**WHAT THE TASK ASKS:** Read through the entries below and return each line with the word "cerveau".

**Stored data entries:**

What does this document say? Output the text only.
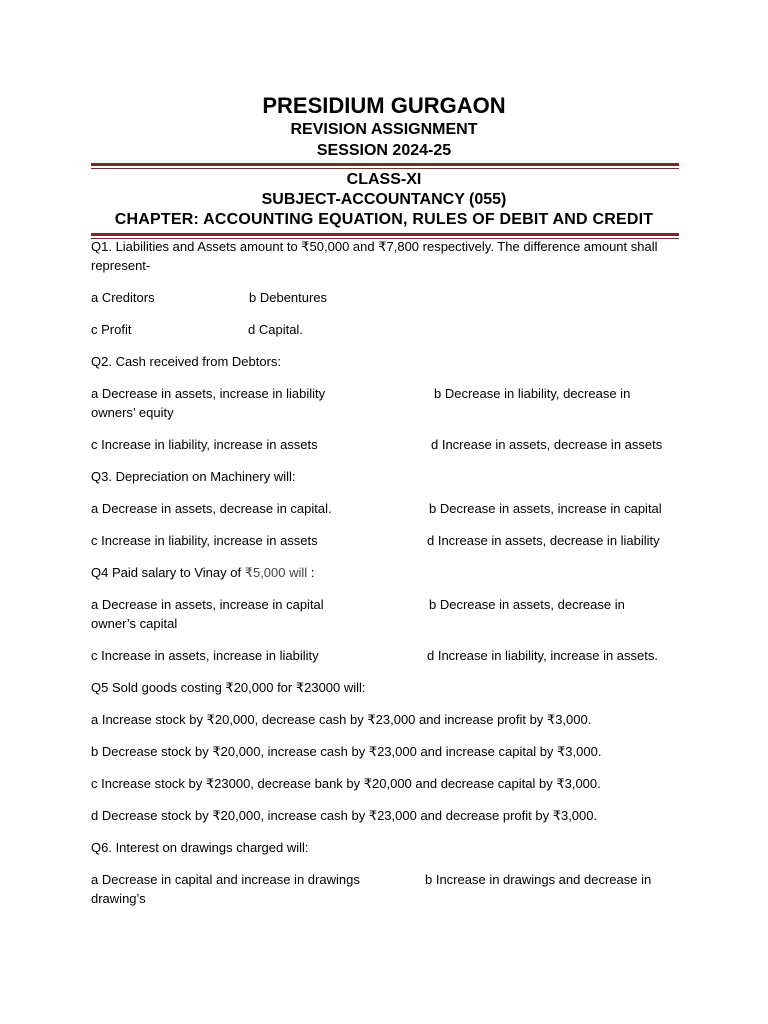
PRESIDIUM GURGAON
REVISION ASSIGNMENT
SESSION 2024-25
CLASS-XI
SUBJECT-ACCOUNTANCY (055)
CHAPTER: ACCOUNTING EQUATION, RULES OF DEBIT AND CREDIT
Q1. Liabilities and Assets amount to ₹50,000 and ₹7,800 respectively. The difference amount shall represent-
a Creditors	b Debentures
c Profit	d Capital.
Q2. Cash received from Debtors:
a Decrease in assets, increase in liability	b Decrease in liability, decrease in
owners’ equity
c Increase in liability, increase in assets	d Increase in assets, decrease in assets
Q3. Depreciation on Machinery will:
a Decrease in assets, decrease in capital.	b Decrease in assets, increase in capital
c Increase in liability, increase in assets	d Increase in assets, decrease in liability
Q4 Paid salary to Vinay of ₹5,000 will :
a Decrease in assets, increase in capital	b Decrease in assets, decrease in
owner’s capital
c Increase in assets, increase in liability	d Increase in liability, increase in assets.
Q5 Sold goods costing ₹20,000 for ₹23000 will:
a Increase stock by ₹20,000, decrease cash by ₹23,000 and increase profit by ₹3,000.
b Decrease stock by ₹20,000, increase cash by ₹23,000 and increase capital by ₹3,000.
c Increase stock by ₹23000, decrease bank by ₹20,000 and decrease capital by ₹3,000.
d Decrease stock by ₹20,000, increase cash by ₹23,000 and decrease profit by ₹3,000.
Q6. Interest on drawings charged will:
a Decrease in capital and increase in drawings	b Increase in drawings and decrease in
drawing’s
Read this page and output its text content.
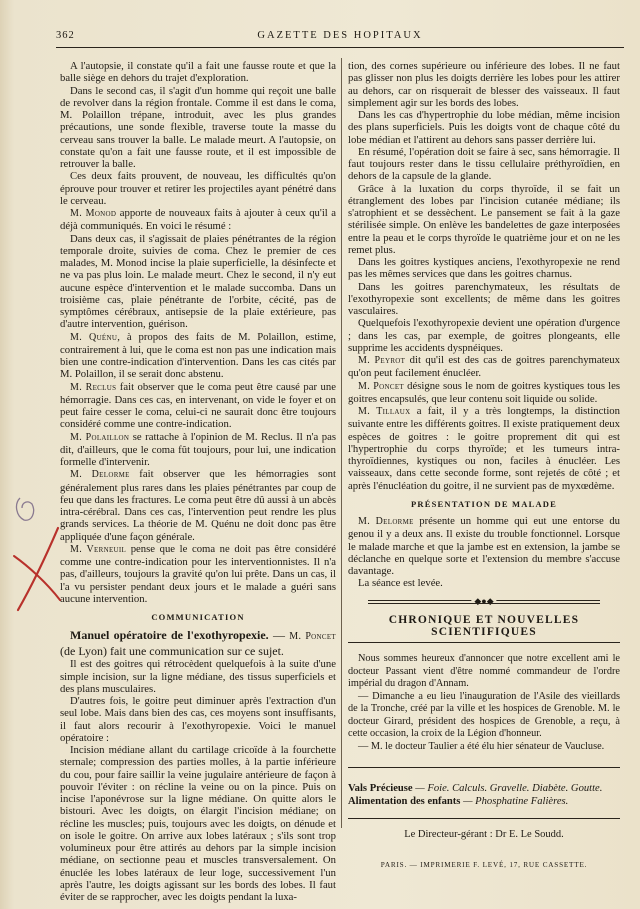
362	GAZETTE DES HOPITAUX

A l'autopsie, il constate qu'il a fait une fausse route et que la balle siège en dehors du trajet d'exploration.

Dans le second cas, il s'agit d'un homme qui reçoit une balle de revolver dans la région frontale. Comme il est dans le coma, M. Polaillon trépane, introduit, avec les plus grandes précautions, une sonde flexible, traverse toute la masse du cerveau sans trouver la balle. Le malade meurt. A l'autopsie, on constate qu'on a fait une fausse route, et il est impossible de retrouver la balle.

Ces deux faits prouvent, de nouveau, les difficultés qu'on éprouve pour trouver et retirer les projectiles ayant pénétré dans le cerveau.

M. Monod apporte de nouveaux faits à ajouter à ceux qu'il a déjà communiqués. En voici le résumé :

Dans deux cas, il s'agissait de plaies pénétrantes de la région temporale droite, suivies de coma. Chez le premier de ces malades, M. Monod incise la plaie superficielle, la désinfecte et ne va pas plus loin. Le malade meurt. Chez le second, il n'y eut aucune espèce d'intervention et le malade succomba. Dans un troisième cas, plaie pénétrante de l'orbite, cécité, pas de symptômes cérébraux, antisepsie de la plaie extérieure, pas d'autre intervention, guérison.

M. Quénu, à propos des faits de M. Polaillon, estime, contrairement à lui, que le coma est non pas une indication mais bien une contre-indication d'intervention. Dans les cas cités par M. Polaillon, il se serait donc abstenu.

M. Reclus fait observer que le coma peut être causé par une hémorragie. Dans ces cas, en intervenant, on vide le foyer et on peut faire cesser le coma, celui-ci ne saurait donc être toujours considéré comme une contre-indication.

M. Polaillon se rattache à l'opinion de M. Reclus. Il n'a pas dit, d'ailleurs, que le coma fût toujours, pour lui, une indication formelle d'intervenir.

M. Delorme fait observer que les hémorragies sont généralement plus rares dans les plaies pénétrantes par coup de feu que dans les fractures. Le coma peut être dû aussi à un abcès intra-cérébral. Dans ces cas, l'intervention peut rendre les plus grands services. La théorie de M. Quénu ne doit donc pas être appliquée d'une façon générale.

M. Verneuil pense que le coma ne doit pas être considéré comme une contre-indication pour les interventionnistes. Il n'a pas, d'ailleurs, toujours la gravité qu'on lui prête. Dans un cas, il l'a vu persister pendant deux jours et le malade a guéri sans aucune intervention.

COMMUNICATION

Manuel opératoire de l'exothyropexie. — M. Poncet (de Lyon) fait une communication sur ce sujet.

Il est des goitres qui rétrocèdent quelquefois à la suite d'une simple incision, sur la ligne médiane, des tissus superficiels et des plans musculaires.

D'autres fois, le goitre peut diminuer après l'extraction d'un seul lobe. Mais dans bien des cas, ces moyens sont insuffisants, il faut alors recourir à l'exothyropexie. Voici le manuel opératoire :

Incision médiane allant du cartilage cricoïde à la fourchette sternale; compression des parties molles, à la partie inférieure du cou, pour faire saillir la veine jugulaire antérieure de façon à pouvoir l'éviter : on récline la veine ou on la pince. Puis on incise l'aponévrose sur la ligne médiane. On quitte alors le bistouri. Avec les doigts, on élargit l'incision médiane; on récline les muscles; puis, toujours avec les doigts, on dénude et on isole le goitre. On arrive aux lobes latéraux ; s'ils sont trop volumineux pour être attirés au dehors par la simple incision médiane, on sectionne peau et muscles transversalement. On énuclée les lobes latéraux de leur loge, successivement l'un après l'autre, les doigts agissant sur les bords des lobes. Il faut éviter de se rapprocher, avec les doigts pendant la luxa-

tion, des cornes supérieure ou inférieure des lobes. Il ne faut pas glisser non plus les doigts derrière les lobes pour les attirer au dehors, car on risquerait de blesser des vaisseaux. Il faut simplement agir sur les bords des lobes.

Dans les cas d'hypertrophie du lobe médian, même incision des plans superficiels. Puis les doigts vont de chaque côté du lobe médian et l'attirent au dehors sans passer derrière lui.

En résumé, l'opération doit se faire à sec, sans hémorragie. Il faut toujours rester dans le tissu cellulaire préthyroïdien, en dehors de la capsule de la glande.

Grâce à la luxation du corps thyroïde, il se fait un étranglement des lobes par l'incision cutanée médiane; ils s'atrophient et se dessèchent. Le pansement se fait à la gaze stérilisée simple. On enlève les bandelettes de gaze interposées entre la peau et le corps thyroïde le quatrième jour et on ne les remet plus.

Dans les goitres kystiques anciens, l'exothyropexie ne rend pas les mêmes services que dans les goitres charnus.

Dans les goitres parenchymateux, les résultats de l'exothyropexie sont excellents; de même dans les goitres vasculaires.

Quelquefois l'exothyropexie devient une opération d'urgence ; dans les cas, par exemple, de goitres plongeants, elle supprime les accidents dyspnéiques.

M. Peyrot dit qu'il est des cas de goitres parenchymateux qu'on peut facilement énucléer.

M. Poncet désigne sous le nom de goitres kystiques tous les goitres encapsulés, que leur contenu soit liquide ou solide.

M. Tillaux a fait, il y a très longtemps, la distinction suivante entre les différents goitres. Il existe pratiquement deux espèces de goitres : le goitre proprement dit qui est l'hypertrophie du corps thyroïde; et les tumeurs intra-thyroïdiennes, kystiques ou non, faciles à énucléer. Les vaisseaux, dans cette seconde forme, sont rejetés de côté ; et après l'énucléation du goitre, il ne survient pas de myxœdème.

PRÉSENTATION DE MALADE

M. Delorme présente un homme qui eut une entorse du genou il y a deux ans. Il existe du trouble fonctionnel. Lorsque le malade marche et que la jambe est en extension, la jambe se déclanche en quelque sorte et l'extension du membre s'accuse davantage.

La séance est levée.

◆●◆
CHRONIQUE ET NOUVELLES SCIENTIFIQUES

Nous sommes heureux d'annoncer que notre excellent ami le docteur Passant vient d'être nommé commandeur de l'ordre impérial du dragon d'Annam.

— Dimanche a eu lieu l'inauguration de l'Asile des vieillards de la Tronche, créé par la ville et les hospices de Grenoble. M. le docteur Girard, président des hospices de Grenoble, a reçu, à cette occasion, la croix de la Légion d'honneur.

— M. le docteur Taulier a été élu hier sénateur de Vaucluse.

Vals Précieuse — Foie. Calculs. Gravelle. Diabète. Goutte.

Alimentation des enfants — Phosphatine Falières.

Le Directeur-gérant : Dr E. Le Soudd.
PARIS. — IMPRIMERIE F. LEVÉ, 17, RUE CASSETTE.
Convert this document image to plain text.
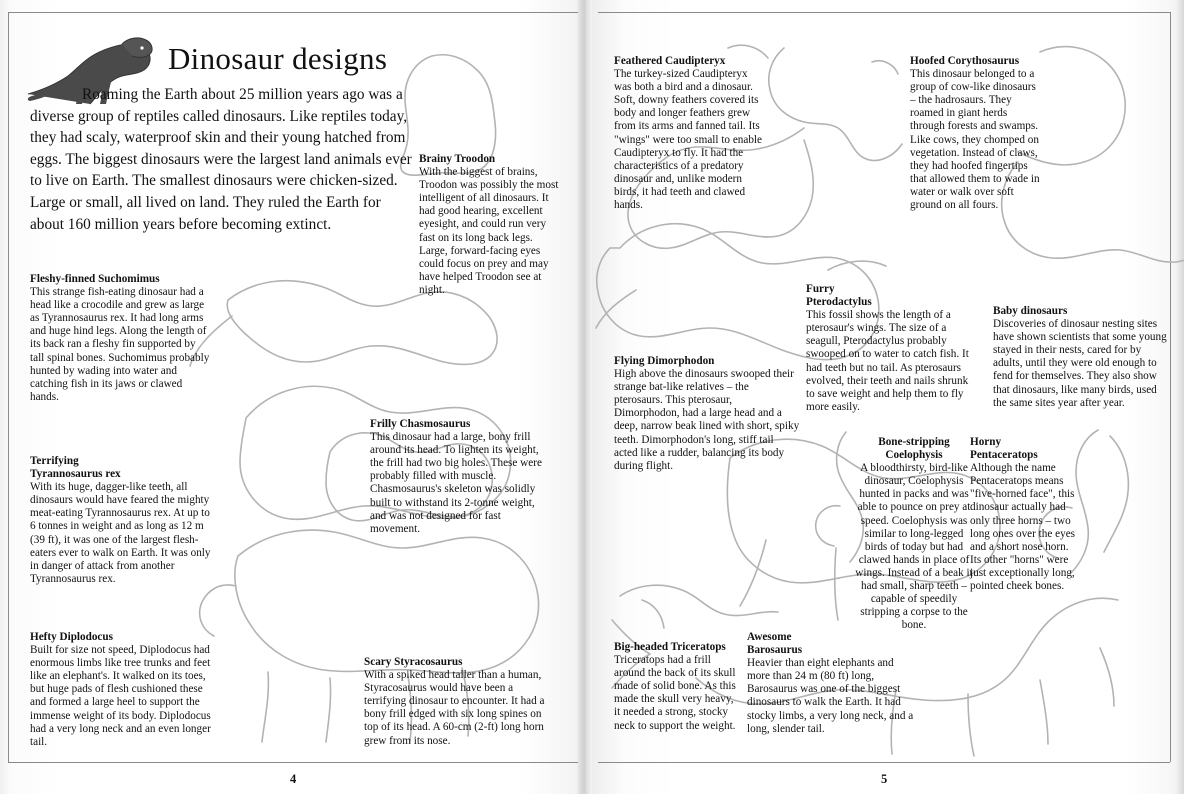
Dinosaur designs
Roaming the Earth about 25 million years ago was a diverse group of reptiles called dinosaurs. Like reptiles today, they had scaly, waterproof skin and their young hatched from eggs. The biggest dinosaurs were the largest land animals ever to live on Earth. The smallest dinosaurs were chicken-sized. Large or small, all lived on land. They ruled the Earth for about 160 million years before becoming extinct.

Fleshy-finned Suchomimus

This strange fish-eating dinosaur had a head like a crocodile and grew as large as Tyrannosaurus rex. It had long arms and huge hind legs. Along the length of its back ran a fleshy fin supported by tall spinal bones. Suchomimus probably hunted by wading into water and catching fish in its jaws or clawed hands.

Terrifying Tyrannosaurus rex

With its huge, dagger-like teeth, all dinosaurs would have feared the mighty meat-eating Tyrannosaurus rex. At up to 6 tonnes in weight and as long as 12 m (39 ft), it was one of the largest flesh-eaters ever to walk on Earth. It was only in danger of attack from another Tyrannosaurus rex.

Hefty Diplodocus

Built for size not speed, Diplodocus had enormous limbs like tree trunks and feet like an elephant's. It walked on its toes, but huge pads of flesh cushioned these and formed a large heel to support the immense weight of its body. Diplodocus had a very long neck and an even longer tail.

Brainy Troodon

With the biggest of brains, Troodon was possibly the most intelligent of all dinosaurs. It had good hearing, excellent eyesight, and could run very fast on its long back legs. Large, forward-facing eyes could focus on prey and may have helped Troodon see at night.

Frilly Chasmosaurus

This dinosaur had a large, bony frill around its head. To lighten its weight, the frill had two big holes. These were probably filled with muscle. Chasmosaurus's skeleton was solidly built to withstand its 2-tonne weight, and was not designed for fast movement.

Scary Styracosaurus

With a spiked head taller than a human, Styracosaurus would have been a terrifying dinosaur to encounter. It had a bony frill edged with six long spines on top of its head. A 60-cm (2-ft) long horn grew from its nose.

Feathered Caudipteryx

The turkey-sized Caudipteryx was both a bird and a dinosaur. Soft, downy feathers covered its body and longer feathers grew from its arms and fanned tail. Its "wings" were too small to enable Caudipteryx to fly. It had the characteristics of a predatory dinosaur and, unlike modern birds, it had teeth and clawed hands.

Hoofed Corythosaurus

This dinosaur belonged to a group of cow-like dinosaurs – the hadrosaurs. They roamed in giant herds through forests and swamps. Like cows, they chomped on vegetation. Instead of claws, they had hoofed fingertips that allowed them to wade in water or walk over soft ground on all fours.

Furry Pterodactylus

This fossil shows the length of a pterosaur's wings. The size of a seagull, Pterodactylus probably swooped on to water to catch fish. It had teeth but no tail. As pterosaurs evolved, their teeth and nails shrunk to save weight and help them to fly more easily.

Baby dinosaurs

Discoveries of dinosaur nesting sites have shown scientists that some young stayed in their nests, cared for by adults, until they were old enough to fend for themselves. They also show that dinosaurs, like many birds, used the same sites year after year.

Flying Dimorphodon

High above the dinosaurs swooped their strange bat-like relatives – the pterosaurs. This pterosaur, Dimorphodon, had a large head and a deep, narrow beak lined with short, spiky teeth. Dimorphodon's long, stiff tail acted like a rudder, balancing its body during flight.

Bone-stripping Coelophysis

A bloodthirsty, bird-like dinosaur, Coelophysis hunted in packs and was able to pounce on prey at speed. Coelophysis was similar to long-legged birds of today but had clawed hands in place of wings. Instead of a beak it had small, sharp teeth – capable of speedily stripping a corpse to the bone.

Horny Pentaceratops

Although the name Pentaceratops means "five-horned face", this dinosaur actually had only three horns – two long ones over the eyes and a short nose horn. Its other "horns" were just exceptionally long, pointed cheek bones.

Big-headed Triceratops

Triceratops had a frill around the back of its skull made of solid bone. As this made the skull very heavy, it needed a strong, stocky neck to support the weight.

Awesome Barosaurus

Heavier than eight elephants and more than 24 m (80 ft) long, Barosaurus was one of the biggest dinosaurs to walk the Earth. It had stocky limbs, a very long neck, and a long, slender tail.

4	5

**OUTPUT FOR THIS EXERCISE:**
Dans le second cas, il s'agit d'un homme qui reçoit une balle de revolver dans la région frontale. Comme il est dans le coma, M. Polaillon trépane, introduit, avec les plus grandes précautions, une sonde flexible, traverse toute la masse du cerveau sans trouver la balle. Le malade meurt. A l'autopsie, on constate qu'on a fait une fausse route, et il est impossible de retrouver la balle.
Ces deux faits prouvent, de nouveau, les difficultés qu'on éprouve pour trouver et retirer les projectiles ayant pénétré dans le cerveau.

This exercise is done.